Prompt ->
Copy out every line exactly as given.

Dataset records
_ _ _ _
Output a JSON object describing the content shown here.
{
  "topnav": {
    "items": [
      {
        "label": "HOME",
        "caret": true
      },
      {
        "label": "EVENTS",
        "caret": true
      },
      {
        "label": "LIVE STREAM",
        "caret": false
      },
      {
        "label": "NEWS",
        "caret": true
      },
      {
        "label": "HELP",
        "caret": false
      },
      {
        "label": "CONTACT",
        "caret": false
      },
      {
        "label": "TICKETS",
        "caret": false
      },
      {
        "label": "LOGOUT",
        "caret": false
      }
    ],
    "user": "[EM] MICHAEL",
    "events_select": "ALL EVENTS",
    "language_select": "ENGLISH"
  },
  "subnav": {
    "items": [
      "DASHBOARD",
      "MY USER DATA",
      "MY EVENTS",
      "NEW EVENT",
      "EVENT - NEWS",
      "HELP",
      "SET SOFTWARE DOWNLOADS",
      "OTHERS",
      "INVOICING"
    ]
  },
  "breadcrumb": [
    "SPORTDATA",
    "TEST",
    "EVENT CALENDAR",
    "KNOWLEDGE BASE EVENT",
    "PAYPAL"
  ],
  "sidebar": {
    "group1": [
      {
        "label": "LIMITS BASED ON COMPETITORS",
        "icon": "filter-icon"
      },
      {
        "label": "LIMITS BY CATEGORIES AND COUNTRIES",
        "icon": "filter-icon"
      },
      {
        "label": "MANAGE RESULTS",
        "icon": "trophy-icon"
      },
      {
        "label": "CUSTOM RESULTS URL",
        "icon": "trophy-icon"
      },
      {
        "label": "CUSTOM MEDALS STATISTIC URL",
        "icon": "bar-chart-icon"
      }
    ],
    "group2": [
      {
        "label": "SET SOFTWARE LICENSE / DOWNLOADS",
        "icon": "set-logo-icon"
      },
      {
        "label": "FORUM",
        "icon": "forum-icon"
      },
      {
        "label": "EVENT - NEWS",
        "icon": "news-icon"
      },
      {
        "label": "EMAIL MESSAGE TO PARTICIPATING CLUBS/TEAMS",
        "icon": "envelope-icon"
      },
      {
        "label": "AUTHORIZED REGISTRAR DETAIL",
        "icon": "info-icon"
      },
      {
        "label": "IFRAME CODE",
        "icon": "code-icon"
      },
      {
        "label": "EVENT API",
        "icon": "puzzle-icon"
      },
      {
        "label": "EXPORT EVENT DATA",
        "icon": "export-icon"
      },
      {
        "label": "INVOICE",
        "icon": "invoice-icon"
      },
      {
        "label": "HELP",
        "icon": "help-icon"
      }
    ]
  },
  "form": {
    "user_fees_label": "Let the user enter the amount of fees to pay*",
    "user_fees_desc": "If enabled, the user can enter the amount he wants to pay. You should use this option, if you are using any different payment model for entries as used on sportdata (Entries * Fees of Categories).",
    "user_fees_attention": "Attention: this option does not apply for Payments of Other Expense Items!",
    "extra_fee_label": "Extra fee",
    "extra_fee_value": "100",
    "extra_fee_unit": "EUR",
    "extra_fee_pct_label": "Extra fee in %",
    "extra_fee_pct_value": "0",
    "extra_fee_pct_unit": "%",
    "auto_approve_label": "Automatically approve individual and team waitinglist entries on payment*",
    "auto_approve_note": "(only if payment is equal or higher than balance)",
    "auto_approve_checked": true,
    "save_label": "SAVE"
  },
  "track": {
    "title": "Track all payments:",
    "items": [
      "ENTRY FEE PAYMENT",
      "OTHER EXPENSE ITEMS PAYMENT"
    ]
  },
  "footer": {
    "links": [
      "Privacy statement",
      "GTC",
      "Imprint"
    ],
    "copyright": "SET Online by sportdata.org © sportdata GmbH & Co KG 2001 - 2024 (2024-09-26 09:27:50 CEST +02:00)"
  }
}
_ _ _ _
Completed exercise ->
Output a JSON object describing the content shown here.
{
  "topnav": {
    "items": [
      {
        "label": "HOME",
        "caret": true
      },
      {
        "label": "EVENTS",
        "caret": true
      },
      {
        "label": "LIVE STREAM",
        "caret": false
      },
      {
        "label": "NEWS",
        "caret": true
      },
      {
        "label": "HELP",
        "caret": false
      },
      {
        "label": "CONTACT",
        "caret": false
      },
      {
        "label": "TICKETS",
        "caret": false
      },
      {
        "label": "LOGOUT",
        "caret": false
      }
    ],
    "user": "[EM] MICHAEL",
    "events_select": "ALL EVENTS",
    "language_select": "ENGLISH"
  },
  "subnav": {
    "items": [
      "DASHBOARD",
      "MY USER DATA",
      "MY EVENTS",
      "NEW EVENT",
      "EVENT - NEWS",
      "HELP",
      "SET SOFTWARE DOWNLOADS",
      "OTHERS",
      "INVOICING"
    ]
  },
  "breadcrumb": [
    "SPORTDATA",
    "TEST",
    "EVENT CALENDAR",
    "KNOWLEDGE BASE EVENT",
    "PAYPAL"
  ],
  "sidebar": {
    "group1": [
      {
        "label": "LIMITS BASED ON COMPETITORS",
        "icon": "filter-icon"
      },
      {
        "label": "LIMITS BY CATEGORIES AND COUNTRIES",
        "icon": "filter-icon"
      },
      {
        "label": "MANAGE RESULTS",
        "icon": "trophy-icon"
      },
      {
        "label": "CUSTOM RESULTS URL",
        "icon": "trophy-icon"
      },
      {
        "label": "CUSTOM MEDALS STATISTIC URL",
        "icon": "bar-chart-icon"
      }
    ],
    "group2": [
      {
        "label": "SET SOFTWARE LICENSE / DOWNLOADS",
        "icon": "set-logo-icon"
      },
      {
        "label": "FORUM",
        "icon": "forum-icon"
      },
      {
        "label": "EVENT - NEWS",
        "icon": "news-icon"
      },
      {
        "label": "EMAIL MESSAGE TO PARTICIPATING CLUBS/TEAMS",
        "icon": "envelope-icon"
      },
      {
        "label": "AUTHORIZED REGISTRAR DETAIL",
        "icon": "info-icon"
      },
      {
        "label": "IFRAME CODE",
        "icon": "code-icon"
      },
      {
        "label": "EVENT API",
        "icon": "puzzle-icon"
      },
      {
        "label": "EXPORT EVENT DATA",
        "icon": "export-icon"
      },
      {
        "label": "INVOICE",
        "icon": "invoice-icon"
      },
      {
        "label": "HELP",
        "icon": "help-icon"
      }
    ]
  },
  "form": {
    "user_fees_label": "Let the user enter the amount of fees to pay*",
    "user_fees_desc": "If enabled, the user can enter the amount he wants to pay. You should use this option, if you are using any different payment model for entries as used on sportdata (Entries * Fees of Categories).",
    "user_fees_attention": "Attention: this option does not apply for Payments of Other Expense Items!",
    "extra_fee_label": "Extra fee",
    "extra_fee_value": "100",
    "extra_fee_unit": "EUR",
    "extra_fee_pct_label": "Extra fee in %",
    "extra_fee_pct_value": "0",
    "extra_fee_pct_unit": "%",
    "auto_approve_label": "Automatically approve individual and team waitinglist entries on payment*",
    "auto_approve_note": "(only if payment is equal or higher than balance)",
    "auto_approve_checked": true,
    "save_label": "SAVE"
  },
  "track": {
    "title": "Track all payments:",
    "items": [
      "ENTRY FEE PAYMENT",
      "OTHER EXPENSE ITEMS PAYMENT"
    ]
  },
  "footer": {
    "links": [
      "Privacy statement",
      "GTC",
      "Imprint"
    ],
    "copyright": "SET Online by sportdata.org © sportdata GmbH & Co KG 2001 - 2024 (2024-09-26 09:27:50 CEST +02:00)"
  }
}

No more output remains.